-- START OF MATERIAL PROVIDED --

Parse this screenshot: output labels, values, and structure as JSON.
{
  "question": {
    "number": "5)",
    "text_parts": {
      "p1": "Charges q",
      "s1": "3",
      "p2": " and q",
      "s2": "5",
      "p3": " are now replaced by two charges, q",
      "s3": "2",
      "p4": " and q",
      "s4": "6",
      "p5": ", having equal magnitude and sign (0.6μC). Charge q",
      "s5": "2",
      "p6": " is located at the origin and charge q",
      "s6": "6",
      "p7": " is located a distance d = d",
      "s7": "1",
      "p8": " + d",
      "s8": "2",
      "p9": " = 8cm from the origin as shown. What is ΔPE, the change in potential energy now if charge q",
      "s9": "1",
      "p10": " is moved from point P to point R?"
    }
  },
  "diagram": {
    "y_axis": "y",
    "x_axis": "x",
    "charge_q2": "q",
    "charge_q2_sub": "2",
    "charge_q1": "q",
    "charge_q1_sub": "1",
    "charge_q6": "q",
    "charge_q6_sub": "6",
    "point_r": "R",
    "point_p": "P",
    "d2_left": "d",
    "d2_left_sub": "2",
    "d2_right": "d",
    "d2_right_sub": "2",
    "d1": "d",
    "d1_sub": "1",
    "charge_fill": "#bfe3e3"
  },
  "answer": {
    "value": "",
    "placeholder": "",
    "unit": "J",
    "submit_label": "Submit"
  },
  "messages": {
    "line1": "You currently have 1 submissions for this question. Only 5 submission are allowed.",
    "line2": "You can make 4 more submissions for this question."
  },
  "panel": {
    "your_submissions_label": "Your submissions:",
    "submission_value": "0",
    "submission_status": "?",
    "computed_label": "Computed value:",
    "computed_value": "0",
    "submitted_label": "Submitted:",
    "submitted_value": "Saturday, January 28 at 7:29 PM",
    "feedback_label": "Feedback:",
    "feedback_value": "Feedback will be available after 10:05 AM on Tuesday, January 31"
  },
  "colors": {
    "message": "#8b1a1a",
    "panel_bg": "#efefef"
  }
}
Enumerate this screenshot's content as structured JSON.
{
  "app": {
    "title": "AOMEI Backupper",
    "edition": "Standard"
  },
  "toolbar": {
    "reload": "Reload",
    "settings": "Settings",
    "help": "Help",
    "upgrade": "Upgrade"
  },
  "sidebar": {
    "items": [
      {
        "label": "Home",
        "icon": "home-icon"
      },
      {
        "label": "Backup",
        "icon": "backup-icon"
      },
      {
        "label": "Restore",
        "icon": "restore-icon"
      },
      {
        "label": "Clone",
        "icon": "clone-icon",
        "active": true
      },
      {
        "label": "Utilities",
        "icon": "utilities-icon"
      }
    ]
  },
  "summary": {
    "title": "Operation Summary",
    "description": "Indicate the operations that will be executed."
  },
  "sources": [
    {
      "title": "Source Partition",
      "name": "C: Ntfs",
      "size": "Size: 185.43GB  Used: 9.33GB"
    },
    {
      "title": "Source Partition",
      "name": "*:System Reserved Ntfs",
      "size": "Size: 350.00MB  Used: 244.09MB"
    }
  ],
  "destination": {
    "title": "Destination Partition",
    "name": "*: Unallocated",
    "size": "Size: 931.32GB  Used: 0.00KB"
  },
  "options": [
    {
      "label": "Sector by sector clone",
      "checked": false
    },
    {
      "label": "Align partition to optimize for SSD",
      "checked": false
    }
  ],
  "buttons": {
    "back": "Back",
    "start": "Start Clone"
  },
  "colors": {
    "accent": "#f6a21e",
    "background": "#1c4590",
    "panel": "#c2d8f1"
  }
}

-- END OF MATERIAL PROVIDED --

* DIRECTIONS: Quote the data above in full, changing nothing.

* IN RESPONSE:
Parse this screenshot: output labels, values, and structure as JSON.
{
  "question": {
    "number": "5)",
    "text_parts": {
      "p1": "Charges q",
      "s1": "3",
      "p2": " and q",
      "s2": "5",
      "p3": " are now replaced by two charges, q",
      "s3": "2",
      "p4": " and q",
      "s4": "6",
      "p5": ", having equal magnitude and sign (0.6μC). Charge q",
      "s5": "2",
      "p6": " is located at the origin and charge q",
      "s6": "6",
      "p7": " is located a distance d = d",
      "s7": "1",
      "p8": " + d",
      "s8": "2",
      "p9": " = 8cm from the origin as shown. What is ΔPE, the change in potential energy now if charge q",
      "s9": "1",
      "p10": " is moved from point P to point R?"
    }
  },
  "diagram": {
    "y_axis": "y",
    "x_axis": "x",
    "charge_q2": "q",
    "charge_q2_sub": "2",
    "charge_q1": "q",
    "charge_q1_sub": "1",
    "charge_q6": "q",
    "charge_q6_sub": "6",
    "point_r": "R",
    "point_p": "P",
    "d2_left": "d",
    "d2_left_sub": "2",
    "d2_right": "d",
    "d2_right_sub": "2",
    "d1": "d",
    "d1_sub": "1",
    "charge_fill": "#bfe3e3"
  },
  "answer": {
    "value": "",
    "placeholder": "",
    "unit": "J",
    "submit_label": "Submit"
  },
  "messages": {
    "line1": "You currently have 1 submissions for this question. Only 5 submission are allowed.",
    "line2": "You can make 4 more submissions for this question."
  },
  "panel": {
    "your_submissions_label": "Your submissions:",
    "submission_value": "0",
    "submission_status": "?",
    "computed_label": "Computed value:",
    "computed_value": "0",
    "submitted_label": "Submitted:",
    "submitted_value": "Saturday, January 28 at 7:29 PM",
    "feedback_label": "Feedback:",
    "feedback_value": "Feedback will be available after 10:05 AM on Tuesday, January 31"
  },
  "colors": {
    "message": "#8b1a1a",
    "panel_bg": "#efefef"
  }
}
Enumerate this screenshot's content as structured JSON.
{
  "app": {
    "title": "AOMEI Backupper",
    "edition": "Standard"
  },
  "toolbar": {
    "reload": "Reload",
    "settings": "Settings",
    "help": "Help",
    "upgrade": "Upgrade"
  },
  "sidebar": {
    "items": [
      {
        "label": "Home",
        "icon": "home-icon"
      },
      {
        "label": "Backup",
        "icon": "backup-icon"
      },
      {
        "label": "Restore",
        "icon": "restore-icon"
      },
      {
        "label": "Clone",
        "icon": "clone-icon",
        "active": true
      },
      {
        "label": "Utilities",
        "icon": "utilities-icon"
      }
    ]
  },
  "summary": {
    "title": "Operation Summary",
    "description": "Indicate the operations that will be executed."
  },
  "sources": [
    {
      "title": "Source Partition",
      "name": "C: Ntfs",
      "size": "Size: 185.43GB  Used: 9.33GB"
    },
    {
      "title": "Source Partition",
      "name": "*:System Reserved Ntfs",
      "size": "Size: 350.00MB  Used: 244.09MB"
    }
  ],
  "destination": {
    "title": "Destination Partition",
    "name": "*: Unallocated",
    "size": "Size: 931.32GB  Used: 0.00KB"
  },
  "options": [
    {
      "label": "Sector by sector clone",
      "checked": false
    },
    {
      "label": "Align partition to optimize for SSD",
      "checked": false
    }
  ],
  "buttons": {
    "back": "Back",
    "start": "Start Clone"
  },
  "colors": {
    "accent": "#f6a21e",
    "background": "#1c4590",
    "panel": "#c2d8f1"
  }
}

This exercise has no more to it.